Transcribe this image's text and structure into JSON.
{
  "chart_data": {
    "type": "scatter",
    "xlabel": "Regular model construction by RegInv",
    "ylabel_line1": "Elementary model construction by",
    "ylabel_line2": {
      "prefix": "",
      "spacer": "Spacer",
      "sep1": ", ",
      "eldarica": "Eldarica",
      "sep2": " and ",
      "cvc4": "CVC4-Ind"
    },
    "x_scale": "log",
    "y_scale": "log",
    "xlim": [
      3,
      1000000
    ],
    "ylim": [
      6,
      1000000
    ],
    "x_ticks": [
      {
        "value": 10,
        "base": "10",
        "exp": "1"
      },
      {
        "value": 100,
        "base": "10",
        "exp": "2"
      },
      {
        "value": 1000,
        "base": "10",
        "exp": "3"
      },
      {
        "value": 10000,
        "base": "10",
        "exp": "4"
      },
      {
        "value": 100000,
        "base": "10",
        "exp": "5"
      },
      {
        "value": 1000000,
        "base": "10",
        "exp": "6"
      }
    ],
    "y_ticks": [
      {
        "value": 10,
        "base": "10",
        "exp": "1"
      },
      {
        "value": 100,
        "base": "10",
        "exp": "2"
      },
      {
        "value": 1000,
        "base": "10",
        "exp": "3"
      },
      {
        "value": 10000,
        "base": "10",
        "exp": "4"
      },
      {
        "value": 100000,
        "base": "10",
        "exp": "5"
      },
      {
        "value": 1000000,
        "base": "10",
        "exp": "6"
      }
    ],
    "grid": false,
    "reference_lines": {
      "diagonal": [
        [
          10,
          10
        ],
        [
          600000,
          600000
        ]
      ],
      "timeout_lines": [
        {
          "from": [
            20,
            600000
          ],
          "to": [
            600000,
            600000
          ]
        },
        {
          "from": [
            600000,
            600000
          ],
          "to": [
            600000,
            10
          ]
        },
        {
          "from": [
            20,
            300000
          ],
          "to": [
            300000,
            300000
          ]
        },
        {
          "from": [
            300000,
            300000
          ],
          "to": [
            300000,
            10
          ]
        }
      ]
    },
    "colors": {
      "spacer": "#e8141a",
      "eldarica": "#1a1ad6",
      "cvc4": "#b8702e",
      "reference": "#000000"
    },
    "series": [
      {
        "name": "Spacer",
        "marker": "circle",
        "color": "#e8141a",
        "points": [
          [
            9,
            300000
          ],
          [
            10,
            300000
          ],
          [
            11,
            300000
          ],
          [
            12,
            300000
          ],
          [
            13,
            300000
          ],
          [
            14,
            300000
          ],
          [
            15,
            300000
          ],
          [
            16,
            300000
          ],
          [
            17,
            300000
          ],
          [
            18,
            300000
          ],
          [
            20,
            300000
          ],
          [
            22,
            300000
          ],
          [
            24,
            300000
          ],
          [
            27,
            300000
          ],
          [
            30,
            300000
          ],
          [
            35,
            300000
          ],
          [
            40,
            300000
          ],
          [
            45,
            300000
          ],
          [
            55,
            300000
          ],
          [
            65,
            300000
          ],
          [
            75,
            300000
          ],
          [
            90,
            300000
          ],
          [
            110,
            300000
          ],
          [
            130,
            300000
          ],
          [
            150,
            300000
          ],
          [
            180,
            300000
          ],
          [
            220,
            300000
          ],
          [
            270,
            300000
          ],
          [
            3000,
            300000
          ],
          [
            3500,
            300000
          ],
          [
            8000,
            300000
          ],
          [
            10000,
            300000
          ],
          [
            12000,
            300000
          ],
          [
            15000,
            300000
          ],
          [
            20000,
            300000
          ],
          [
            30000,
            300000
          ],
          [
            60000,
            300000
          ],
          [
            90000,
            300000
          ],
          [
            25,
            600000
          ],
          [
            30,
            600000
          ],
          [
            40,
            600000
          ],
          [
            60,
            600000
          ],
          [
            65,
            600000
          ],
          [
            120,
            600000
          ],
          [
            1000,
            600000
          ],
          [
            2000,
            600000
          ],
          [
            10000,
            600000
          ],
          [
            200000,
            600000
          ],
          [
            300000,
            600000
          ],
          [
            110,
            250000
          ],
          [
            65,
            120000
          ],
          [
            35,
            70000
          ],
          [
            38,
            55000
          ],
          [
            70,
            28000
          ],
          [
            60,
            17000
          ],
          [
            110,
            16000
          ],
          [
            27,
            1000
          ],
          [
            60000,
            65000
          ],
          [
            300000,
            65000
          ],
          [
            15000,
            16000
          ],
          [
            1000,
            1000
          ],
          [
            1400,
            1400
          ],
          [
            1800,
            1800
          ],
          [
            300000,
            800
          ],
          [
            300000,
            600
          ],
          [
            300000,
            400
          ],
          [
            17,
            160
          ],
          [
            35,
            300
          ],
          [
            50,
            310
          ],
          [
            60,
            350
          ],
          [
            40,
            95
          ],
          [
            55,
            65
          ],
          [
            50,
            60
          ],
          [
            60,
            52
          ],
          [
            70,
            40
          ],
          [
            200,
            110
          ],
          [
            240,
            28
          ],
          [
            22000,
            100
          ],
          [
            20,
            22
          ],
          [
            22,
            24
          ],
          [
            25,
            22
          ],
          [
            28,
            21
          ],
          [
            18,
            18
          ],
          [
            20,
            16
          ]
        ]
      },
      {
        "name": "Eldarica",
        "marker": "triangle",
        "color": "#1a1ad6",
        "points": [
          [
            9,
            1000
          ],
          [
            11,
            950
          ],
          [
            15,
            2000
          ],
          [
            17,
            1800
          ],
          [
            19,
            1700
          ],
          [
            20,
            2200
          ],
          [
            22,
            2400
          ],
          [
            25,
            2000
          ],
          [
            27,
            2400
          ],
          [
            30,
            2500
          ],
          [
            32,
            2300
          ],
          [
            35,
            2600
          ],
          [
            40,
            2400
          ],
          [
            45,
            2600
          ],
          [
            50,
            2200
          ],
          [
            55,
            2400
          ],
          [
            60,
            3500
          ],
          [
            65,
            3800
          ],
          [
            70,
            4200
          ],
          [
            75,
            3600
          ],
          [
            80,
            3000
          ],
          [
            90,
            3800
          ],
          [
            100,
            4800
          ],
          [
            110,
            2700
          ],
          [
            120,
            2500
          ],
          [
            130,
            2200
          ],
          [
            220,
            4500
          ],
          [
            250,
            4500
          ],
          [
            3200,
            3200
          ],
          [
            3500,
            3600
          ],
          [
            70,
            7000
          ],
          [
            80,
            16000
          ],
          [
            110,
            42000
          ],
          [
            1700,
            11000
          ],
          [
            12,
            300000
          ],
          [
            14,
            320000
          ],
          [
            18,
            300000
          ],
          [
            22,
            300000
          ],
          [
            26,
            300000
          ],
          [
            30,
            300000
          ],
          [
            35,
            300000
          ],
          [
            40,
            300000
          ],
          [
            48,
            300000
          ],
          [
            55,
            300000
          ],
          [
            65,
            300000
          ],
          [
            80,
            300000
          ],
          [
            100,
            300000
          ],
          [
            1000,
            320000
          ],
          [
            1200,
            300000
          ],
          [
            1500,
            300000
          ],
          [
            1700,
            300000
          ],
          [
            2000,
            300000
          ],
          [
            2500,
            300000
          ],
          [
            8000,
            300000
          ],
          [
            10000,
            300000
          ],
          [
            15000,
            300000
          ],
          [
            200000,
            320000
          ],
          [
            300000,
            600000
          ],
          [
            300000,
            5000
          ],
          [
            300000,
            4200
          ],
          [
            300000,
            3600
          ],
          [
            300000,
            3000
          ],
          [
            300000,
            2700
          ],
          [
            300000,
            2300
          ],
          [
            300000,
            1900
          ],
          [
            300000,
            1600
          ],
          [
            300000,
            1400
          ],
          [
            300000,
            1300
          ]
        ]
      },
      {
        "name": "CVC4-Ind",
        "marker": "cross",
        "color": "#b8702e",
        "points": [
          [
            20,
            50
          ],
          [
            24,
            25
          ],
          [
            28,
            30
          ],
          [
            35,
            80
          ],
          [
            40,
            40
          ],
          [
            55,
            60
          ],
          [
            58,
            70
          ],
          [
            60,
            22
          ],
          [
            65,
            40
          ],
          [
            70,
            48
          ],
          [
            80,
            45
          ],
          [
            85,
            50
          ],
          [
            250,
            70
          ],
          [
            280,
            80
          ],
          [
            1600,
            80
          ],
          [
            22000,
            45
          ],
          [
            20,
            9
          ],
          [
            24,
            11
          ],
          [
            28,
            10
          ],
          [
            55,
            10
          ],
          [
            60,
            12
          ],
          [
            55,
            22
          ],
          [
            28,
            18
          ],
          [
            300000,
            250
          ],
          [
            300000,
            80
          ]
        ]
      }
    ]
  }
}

——

> **Directive**: From the records above, copy every line that holds the word "model".

> **Solution**:
    "xlabel": "Regular model construction by RegInv",
    "ylabel_line1": "Elementary model construction by",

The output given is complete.